Dataset rows:
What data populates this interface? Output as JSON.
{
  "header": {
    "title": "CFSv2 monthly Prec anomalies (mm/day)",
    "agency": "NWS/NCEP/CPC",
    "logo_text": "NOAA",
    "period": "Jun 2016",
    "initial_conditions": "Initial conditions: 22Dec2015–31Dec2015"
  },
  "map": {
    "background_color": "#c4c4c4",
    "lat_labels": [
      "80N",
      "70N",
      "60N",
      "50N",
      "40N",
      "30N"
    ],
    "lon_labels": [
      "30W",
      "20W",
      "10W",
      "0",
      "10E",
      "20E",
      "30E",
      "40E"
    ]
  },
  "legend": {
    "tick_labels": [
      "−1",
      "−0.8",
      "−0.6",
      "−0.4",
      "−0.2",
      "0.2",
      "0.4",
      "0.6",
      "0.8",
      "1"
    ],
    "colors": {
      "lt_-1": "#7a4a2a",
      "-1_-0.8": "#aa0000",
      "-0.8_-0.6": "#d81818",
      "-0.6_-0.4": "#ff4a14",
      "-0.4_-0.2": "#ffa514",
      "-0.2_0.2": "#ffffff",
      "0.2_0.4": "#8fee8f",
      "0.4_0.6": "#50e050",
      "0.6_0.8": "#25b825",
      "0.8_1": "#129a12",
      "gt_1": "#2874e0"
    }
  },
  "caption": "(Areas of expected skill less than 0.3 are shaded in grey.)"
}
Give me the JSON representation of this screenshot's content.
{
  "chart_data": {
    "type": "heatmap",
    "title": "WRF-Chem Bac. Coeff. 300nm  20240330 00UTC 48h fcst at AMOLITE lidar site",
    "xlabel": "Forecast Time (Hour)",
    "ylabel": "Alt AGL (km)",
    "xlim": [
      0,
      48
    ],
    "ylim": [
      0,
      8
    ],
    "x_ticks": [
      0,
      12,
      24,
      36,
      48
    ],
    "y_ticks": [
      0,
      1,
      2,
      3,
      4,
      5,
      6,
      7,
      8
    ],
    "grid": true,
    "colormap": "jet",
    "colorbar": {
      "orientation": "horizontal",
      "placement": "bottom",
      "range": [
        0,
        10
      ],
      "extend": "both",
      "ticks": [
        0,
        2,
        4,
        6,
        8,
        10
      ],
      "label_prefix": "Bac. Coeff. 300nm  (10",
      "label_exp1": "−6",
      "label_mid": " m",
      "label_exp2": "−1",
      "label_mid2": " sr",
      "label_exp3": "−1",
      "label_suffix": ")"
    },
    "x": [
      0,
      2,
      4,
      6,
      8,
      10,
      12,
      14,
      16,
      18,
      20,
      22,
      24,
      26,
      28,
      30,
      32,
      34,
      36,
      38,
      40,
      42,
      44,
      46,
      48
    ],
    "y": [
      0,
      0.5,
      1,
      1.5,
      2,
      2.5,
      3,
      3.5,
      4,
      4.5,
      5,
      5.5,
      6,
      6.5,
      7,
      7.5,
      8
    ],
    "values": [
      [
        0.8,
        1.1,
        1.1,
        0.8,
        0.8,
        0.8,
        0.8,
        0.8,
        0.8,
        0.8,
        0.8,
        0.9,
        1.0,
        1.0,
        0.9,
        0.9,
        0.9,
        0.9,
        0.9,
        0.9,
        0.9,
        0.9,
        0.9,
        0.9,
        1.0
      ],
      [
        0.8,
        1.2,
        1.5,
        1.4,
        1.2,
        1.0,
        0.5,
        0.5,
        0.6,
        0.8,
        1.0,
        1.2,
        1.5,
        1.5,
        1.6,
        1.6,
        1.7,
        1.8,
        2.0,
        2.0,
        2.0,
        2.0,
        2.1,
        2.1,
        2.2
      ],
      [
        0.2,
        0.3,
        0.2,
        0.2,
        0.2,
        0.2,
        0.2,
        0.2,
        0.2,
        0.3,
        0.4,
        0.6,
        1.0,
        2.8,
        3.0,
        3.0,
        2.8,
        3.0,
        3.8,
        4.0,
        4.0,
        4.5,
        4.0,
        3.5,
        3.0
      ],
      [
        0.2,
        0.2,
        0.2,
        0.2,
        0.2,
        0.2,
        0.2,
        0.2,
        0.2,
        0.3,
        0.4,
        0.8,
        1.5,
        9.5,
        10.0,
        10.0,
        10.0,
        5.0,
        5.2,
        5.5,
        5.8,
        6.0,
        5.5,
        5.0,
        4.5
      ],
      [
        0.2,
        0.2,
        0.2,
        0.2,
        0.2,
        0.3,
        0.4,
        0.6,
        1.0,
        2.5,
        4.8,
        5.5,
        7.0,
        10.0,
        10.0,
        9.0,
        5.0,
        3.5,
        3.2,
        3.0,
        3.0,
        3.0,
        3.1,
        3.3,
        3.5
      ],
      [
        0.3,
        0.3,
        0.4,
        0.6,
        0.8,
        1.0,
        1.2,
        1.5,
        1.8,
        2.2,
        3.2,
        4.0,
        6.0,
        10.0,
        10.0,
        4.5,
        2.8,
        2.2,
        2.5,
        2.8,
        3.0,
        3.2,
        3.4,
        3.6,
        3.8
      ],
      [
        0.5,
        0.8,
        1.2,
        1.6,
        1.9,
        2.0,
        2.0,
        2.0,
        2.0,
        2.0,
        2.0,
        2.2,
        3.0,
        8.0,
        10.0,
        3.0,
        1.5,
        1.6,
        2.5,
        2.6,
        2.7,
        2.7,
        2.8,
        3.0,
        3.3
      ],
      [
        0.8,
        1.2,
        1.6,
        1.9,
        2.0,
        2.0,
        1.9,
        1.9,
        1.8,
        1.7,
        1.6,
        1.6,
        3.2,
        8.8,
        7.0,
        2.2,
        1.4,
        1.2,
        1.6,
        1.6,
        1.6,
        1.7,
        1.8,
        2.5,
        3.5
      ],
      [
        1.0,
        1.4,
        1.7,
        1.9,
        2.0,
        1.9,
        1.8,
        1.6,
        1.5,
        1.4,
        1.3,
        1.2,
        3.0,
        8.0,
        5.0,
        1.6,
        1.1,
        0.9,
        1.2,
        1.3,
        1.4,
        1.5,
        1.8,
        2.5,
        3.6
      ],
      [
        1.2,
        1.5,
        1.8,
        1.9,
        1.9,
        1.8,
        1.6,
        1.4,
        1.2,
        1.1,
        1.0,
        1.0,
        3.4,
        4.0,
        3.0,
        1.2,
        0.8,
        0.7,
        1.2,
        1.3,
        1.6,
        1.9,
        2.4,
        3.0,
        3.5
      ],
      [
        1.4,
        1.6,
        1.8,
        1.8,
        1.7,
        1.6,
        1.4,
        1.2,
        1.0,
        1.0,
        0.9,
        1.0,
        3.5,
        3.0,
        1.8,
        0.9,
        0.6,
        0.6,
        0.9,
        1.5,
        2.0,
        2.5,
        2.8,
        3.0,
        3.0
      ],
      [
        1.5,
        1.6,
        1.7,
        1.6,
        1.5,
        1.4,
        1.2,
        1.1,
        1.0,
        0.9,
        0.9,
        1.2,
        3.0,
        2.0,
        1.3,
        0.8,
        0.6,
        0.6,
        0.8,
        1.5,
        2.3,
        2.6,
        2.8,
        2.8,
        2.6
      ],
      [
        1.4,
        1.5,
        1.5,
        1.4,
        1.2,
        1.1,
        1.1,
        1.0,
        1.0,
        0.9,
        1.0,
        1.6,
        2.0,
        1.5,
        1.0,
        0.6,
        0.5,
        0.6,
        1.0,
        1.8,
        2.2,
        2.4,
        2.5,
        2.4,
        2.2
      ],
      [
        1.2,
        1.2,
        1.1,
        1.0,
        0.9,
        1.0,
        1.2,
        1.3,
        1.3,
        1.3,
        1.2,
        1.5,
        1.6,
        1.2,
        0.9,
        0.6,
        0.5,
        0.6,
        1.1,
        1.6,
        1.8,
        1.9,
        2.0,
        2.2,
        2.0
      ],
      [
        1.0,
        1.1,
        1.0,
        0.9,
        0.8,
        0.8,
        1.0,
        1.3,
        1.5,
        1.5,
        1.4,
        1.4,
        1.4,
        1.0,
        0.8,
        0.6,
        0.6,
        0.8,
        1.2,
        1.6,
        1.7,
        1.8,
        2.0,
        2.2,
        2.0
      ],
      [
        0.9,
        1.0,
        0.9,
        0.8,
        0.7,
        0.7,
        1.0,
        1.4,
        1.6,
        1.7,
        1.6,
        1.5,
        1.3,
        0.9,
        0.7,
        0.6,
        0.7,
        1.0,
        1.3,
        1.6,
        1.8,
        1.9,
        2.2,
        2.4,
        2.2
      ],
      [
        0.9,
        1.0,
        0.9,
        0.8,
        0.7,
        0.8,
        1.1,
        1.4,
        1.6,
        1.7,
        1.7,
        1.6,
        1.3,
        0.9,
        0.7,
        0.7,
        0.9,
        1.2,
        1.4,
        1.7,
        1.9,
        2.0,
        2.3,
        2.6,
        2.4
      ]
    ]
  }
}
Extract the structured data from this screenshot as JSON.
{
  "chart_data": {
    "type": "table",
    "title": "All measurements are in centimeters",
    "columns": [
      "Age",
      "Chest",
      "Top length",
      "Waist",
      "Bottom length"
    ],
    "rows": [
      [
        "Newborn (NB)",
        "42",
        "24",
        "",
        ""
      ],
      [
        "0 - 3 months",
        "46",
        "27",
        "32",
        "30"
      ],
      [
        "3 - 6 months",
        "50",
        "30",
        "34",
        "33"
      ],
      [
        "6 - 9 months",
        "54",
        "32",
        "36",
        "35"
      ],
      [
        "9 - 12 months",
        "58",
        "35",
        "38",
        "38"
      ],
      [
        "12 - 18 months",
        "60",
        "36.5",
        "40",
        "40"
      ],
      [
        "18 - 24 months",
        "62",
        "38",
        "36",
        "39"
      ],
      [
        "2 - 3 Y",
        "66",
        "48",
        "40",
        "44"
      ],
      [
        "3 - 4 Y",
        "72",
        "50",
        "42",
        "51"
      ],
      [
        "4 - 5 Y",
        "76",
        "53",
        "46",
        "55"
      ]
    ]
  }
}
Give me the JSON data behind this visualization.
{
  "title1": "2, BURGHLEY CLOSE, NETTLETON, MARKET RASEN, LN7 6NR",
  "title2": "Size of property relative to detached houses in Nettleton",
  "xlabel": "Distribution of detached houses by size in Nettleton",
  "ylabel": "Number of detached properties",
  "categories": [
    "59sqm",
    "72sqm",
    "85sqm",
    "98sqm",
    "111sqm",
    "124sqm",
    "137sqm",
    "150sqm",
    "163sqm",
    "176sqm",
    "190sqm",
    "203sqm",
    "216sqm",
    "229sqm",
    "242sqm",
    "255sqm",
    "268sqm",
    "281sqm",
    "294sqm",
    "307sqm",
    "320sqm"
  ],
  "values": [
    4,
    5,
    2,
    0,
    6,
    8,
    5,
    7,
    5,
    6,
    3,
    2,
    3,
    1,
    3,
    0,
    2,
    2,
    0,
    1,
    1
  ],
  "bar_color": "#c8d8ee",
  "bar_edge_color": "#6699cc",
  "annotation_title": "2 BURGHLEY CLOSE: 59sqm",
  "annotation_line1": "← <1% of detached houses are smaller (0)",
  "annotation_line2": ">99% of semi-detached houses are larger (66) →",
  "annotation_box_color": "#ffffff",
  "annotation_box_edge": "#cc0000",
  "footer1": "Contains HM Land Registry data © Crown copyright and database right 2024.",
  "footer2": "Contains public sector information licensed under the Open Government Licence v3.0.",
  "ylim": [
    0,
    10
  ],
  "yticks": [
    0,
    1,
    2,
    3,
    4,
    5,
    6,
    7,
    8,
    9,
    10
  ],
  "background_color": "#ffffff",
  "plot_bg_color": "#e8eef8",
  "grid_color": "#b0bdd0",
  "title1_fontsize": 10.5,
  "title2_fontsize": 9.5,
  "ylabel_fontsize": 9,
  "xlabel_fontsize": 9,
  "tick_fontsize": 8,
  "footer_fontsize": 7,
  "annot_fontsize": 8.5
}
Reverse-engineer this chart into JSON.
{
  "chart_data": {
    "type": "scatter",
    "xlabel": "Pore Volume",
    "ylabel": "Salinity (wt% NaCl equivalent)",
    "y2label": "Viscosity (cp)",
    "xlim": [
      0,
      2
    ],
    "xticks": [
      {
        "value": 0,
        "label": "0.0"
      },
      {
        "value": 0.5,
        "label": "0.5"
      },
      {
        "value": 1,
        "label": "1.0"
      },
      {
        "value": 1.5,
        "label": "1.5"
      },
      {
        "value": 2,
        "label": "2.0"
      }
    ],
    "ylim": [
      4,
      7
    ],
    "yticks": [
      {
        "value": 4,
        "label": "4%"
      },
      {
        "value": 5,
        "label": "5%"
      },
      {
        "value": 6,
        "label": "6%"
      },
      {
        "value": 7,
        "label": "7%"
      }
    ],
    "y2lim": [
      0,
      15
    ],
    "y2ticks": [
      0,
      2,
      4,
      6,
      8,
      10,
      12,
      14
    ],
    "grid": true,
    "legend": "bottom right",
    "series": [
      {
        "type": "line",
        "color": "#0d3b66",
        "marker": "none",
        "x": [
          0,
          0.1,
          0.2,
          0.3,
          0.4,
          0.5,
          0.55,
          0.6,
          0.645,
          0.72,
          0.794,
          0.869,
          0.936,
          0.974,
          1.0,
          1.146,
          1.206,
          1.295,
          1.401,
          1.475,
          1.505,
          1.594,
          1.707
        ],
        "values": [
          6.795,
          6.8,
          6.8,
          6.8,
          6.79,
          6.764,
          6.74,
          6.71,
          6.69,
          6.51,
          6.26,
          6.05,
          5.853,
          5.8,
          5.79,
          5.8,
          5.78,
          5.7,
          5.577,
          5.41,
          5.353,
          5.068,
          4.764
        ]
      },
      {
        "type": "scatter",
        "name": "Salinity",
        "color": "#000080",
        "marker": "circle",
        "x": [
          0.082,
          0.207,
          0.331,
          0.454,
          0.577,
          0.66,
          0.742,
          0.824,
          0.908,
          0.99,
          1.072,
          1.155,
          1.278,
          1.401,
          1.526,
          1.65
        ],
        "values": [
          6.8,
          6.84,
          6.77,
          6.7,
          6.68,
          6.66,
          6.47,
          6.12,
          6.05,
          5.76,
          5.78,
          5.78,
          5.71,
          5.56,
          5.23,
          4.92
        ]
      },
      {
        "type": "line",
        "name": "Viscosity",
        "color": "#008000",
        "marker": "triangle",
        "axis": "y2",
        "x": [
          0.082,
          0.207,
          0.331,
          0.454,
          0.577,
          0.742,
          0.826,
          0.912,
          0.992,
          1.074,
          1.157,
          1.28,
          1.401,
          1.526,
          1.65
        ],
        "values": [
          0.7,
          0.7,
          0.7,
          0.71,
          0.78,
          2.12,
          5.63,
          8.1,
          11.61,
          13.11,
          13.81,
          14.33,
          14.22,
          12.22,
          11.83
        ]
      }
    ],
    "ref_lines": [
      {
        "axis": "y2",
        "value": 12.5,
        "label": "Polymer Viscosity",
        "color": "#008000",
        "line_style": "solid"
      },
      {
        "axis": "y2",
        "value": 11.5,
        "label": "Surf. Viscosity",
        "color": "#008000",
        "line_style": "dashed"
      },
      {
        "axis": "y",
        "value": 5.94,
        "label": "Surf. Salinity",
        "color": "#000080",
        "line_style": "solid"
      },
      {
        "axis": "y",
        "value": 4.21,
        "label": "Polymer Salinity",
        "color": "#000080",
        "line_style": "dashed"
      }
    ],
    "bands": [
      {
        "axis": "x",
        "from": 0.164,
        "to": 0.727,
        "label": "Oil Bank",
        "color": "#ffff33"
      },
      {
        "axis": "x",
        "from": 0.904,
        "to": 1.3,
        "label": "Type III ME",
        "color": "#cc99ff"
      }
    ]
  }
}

WHAT YOU HAVE TO DO: Pull every line containing the word "Viscosity" out of the material.

THE REPLY:
    "y2label": "Viscosity (cp)",
        "name": "Viscosity",
        "label": "Polymer Viscosity",
        "label": "Surf. Viscosity",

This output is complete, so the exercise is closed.